= Records for the task =
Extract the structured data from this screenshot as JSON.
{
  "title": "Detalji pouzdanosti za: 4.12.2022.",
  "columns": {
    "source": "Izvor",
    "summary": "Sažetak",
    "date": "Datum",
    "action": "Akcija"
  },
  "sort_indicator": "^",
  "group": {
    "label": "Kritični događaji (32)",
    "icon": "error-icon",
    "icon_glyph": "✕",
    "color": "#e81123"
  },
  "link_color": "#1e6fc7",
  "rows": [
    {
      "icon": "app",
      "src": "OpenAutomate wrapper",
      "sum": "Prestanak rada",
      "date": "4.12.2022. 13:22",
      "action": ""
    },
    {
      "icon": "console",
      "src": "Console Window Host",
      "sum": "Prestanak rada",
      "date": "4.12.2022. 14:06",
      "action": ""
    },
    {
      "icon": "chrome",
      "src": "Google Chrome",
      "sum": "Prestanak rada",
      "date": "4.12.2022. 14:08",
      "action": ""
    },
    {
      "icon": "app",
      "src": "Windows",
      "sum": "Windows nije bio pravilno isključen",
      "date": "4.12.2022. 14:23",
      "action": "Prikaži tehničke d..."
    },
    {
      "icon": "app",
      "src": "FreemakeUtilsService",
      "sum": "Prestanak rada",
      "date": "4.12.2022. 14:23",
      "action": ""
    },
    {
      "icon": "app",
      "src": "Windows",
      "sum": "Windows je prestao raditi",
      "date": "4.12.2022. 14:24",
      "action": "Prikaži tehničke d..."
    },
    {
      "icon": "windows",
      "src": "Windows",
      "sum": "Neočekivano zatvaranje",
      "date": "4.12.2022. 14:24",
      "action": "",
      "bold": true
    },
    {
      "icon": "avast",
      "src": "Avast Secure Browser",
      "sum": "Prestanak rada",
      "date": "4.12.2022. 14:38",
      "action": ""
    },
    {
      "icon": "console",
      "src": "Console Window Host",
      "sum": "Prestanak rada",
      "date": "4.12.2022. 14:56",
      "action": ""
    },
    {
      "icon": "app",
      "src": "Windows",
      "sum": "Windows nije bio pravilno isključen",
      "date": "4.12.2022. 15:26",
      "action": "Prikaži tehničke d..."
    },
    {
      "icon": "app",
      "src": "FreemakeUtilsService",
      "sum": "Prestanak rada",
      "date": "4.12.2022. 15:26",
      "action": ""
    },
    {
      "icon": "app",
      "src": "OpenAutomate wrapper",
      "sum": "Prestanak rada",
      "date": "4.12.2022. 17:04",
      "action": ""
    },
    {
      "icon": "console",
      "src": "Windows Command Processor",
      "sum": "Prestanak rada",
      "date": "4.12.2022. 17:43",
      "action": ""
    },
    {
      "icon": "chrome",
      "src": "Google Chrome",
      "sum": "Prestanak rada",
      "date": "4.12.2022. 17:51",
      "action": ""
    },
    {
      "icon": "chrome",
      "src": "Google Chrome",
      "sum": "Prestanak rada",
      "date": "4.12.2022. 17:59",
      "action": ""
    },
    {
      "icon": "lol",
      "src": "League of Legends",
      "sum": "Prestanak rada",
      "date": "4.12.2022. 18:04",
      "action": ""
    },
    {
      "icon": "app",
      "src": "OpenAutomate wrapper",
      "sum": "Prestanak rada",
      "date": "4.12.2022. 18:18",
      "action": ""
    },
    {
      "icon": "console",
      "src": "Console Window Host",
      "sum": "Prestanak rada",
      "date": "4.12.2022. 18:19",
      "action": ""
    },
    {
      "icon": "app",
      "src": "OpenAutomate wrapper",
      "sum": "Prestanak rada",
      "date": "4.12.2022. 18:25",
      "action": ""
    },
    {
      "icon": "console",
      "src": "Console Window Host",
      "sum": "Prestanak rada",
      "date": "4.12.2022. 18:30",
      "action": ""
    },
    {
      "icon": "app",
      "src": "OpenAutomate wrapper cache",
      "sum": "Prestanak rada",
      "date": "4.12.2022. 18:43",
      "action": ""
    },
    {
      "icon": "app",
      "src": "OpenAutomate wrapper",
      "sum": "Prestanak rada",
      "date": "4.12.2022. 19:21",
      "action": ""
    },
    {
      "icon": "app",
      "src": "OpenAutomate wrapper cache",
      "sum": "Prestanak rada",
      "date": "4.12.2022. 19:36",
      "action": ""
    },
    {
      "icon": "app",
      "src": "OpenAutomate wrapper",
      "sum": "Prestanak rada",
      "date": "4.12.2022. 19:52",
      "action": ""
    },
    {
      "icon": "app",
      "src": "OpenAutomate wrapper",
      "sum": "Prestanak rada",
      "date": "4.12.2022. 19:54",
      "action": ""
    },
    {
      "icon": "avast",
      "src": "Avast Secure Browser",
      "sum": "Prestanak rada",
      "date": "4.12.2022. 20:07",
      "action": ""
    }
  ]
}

= Set problem =
Write the whole listing out again. Keep every line exactly as it is.

= Result for this exercise =
Extract the structured data from this screenshot as JSON.
{
  "title": "Detalji pouzdanosti za: 4.12.2022.",
  "columns": {
    "source": "Izvor",
    "summary": "Sažetak",
    "date": "Datum",
    "action": "Akcija"
  },
  "sort_indicator": "^",
  "group": {
    "label": "Kritični događaji (32)",
    "icon": "error-icon",
    "icon_glyph": "✕",
    "color": "#e81123"
  },
  "link_color": "#1e6fc7",
  "rows": [
    {
      "icon": "app",
      "src": "OpenAutomate wrapper",
      "sum": "Prestanak rada",
      "date": "4.12.2022. 13:22",
      "action": ""
    },
    {
      "icon": "console",
      "src": "Console Window Host",
      "sum": "Prestanak rada",
      "date": "4.12.2022. 14:06",
      "action": ""
    },
    {
      "icon": "chrome",
      "src": "Google Chrome",
      "sum": "Prestanak rada",
      "date": "4.12.2022. 14:08",
      "action": ""
    },
    {
      "icon": "app",
      "src": "Windows",
      "sum": "Windows nije bio pravilno isključen",
      "date": "4.12.2022. 14:23",
      "action": "Prikaži tehničke d..."
    },
    {
      "icon": "app",
      "src": "FreemakeUtilsService",
      "sum": "Prestanak rada",
      "date": "4.12.2022. 14:23",
      "action": ""
    },
    {
      "icon": "app",
      "src": "Windows",
      "sum": "Windows je prestao raditi",
      "date": "4.12.2022. 14:24",
      "action": "Prikaži tehničke d..."
    },
    {
      "icon": "windows",
      "src": "Windows",
      "sum": "Neočekivano zatvaranje",
      "date": "4.12.2022. 14:24",
      "action": "",
      "bold": true
    },
    {
      "icon": "avast",
      "src": "Avast Secure Browser",
      "sum": "Prestanak rada",
      "date": "4.12.2022. 14:38",
      "action": ""
    },
    {
      "icon": "console",
      "src": "Console Window Host",
      "sum": "Prestanak rada",
      "date": "4.12.2022. 14:56",
      "action": ""
    },
    {
      "icon": "app",
      "src": "Windows",
      "sum": "Windows nije bio pravilno isključen",
      "date": "4.12.2022. 15:26",
      "action": "Prikaži tehničke d..."
    },
    {
      "icon": "app",
      "src": "FreemakeUtilsService",
      "sum": "Prestanak rada",
      "date": "4.12.2022. 15:26",
      "action": ""
    },
    {
      "icon": "app",
      "src": "OpenAutomate wrapper",
      "sum": "Prestanak rada",
      "date": "4.12.2022. 17:04",
      "action": ""
    },
    {
      "icon": "console",
      "src": "Windows Command Processor",
      "sum": "Prestanak rada",
      "date": "4.12.2022. 17:43",
      "action": ""
    },
    {
      "icon": "chrome",
      "src": "Google Chrome",
      "sum": "Prestanak rada",
      "date": "4.12.2022. 17:51",
      "action": ""
    },
    {
      "icon": "chrome",
      "src": "Google Chrome",
      "sum": "Prestanak rada",
      "date": "4.12.2022. 17:59",
      "action": ""
    },
    {
      "icon": "lol",
      "src": "League of Legends",
      "sum": "Prestanak rada",
      "date": "4.12.2022. 18:04",
      "action": ""
    },
    {
      "icon": "app",
      "src": "OpenAutomate wrapper",
      "sum": "Prestanak rada",
      "date": "4.12.2022. 18:18",
      "action": ""
    },
    {
      "icon": "console",
      "src": "Console Window Host",
      "sum": "Prestanak rada",
      "date": "4.12.2022. 18:19",
      "action": ""
    },
    {
      "icon": "app",
      "src": "OpenAutomate wrapper",
      "sum": "Prestanak rada",
      "date": "4.12.2022. 18:25",
      "action": ""
    },
    {
      "icon": "console",
      "src": "Console Window Host",
      "sum": "Prestanak rada",
      "date": "4.12.2022. 18:30",
      "action": ""
    },
    {
      "icon": "app",
      "src": "OpenAutomate wrapper cache",
      "sum": "Prestanak rada",
      "date": "4.12.2022. 18:43",
      "action": ""
    },
    {
      "icon": "app",
      "src": "OpenAutomate wrapper",
      "sum": "Prestanak rada",
      "date": "4.12.2022. 19:21",
      "action": ""
    },
    {
      "icon": "app",
      "src": "OpenAutomate wrapper cache",
      "sum": "Prestanak rada",
      "date": "4.12.2022. 19:36",
      "action": ""
    },
    {
      "icon": "app",
      "src": "OpenAutomate wrapper",
      "sum": "Prestanak rada",
      "date": "4.12.2022. 19:52",
      "action": ""
    },
    {
      "icon": "app",
      "src": "OpenAutomate wrapper",
      "sum": "Prestanak rada",
      "date": "4.12.2022. 19:54",
      "action": ""
    },
    {
      "icon": "avast",
      "src": "Avast Secure Browser",
      "sum": "Prestanak rada",
      "date": "4.12.2022. 20:07",
      "action": ""
    }
  ]
}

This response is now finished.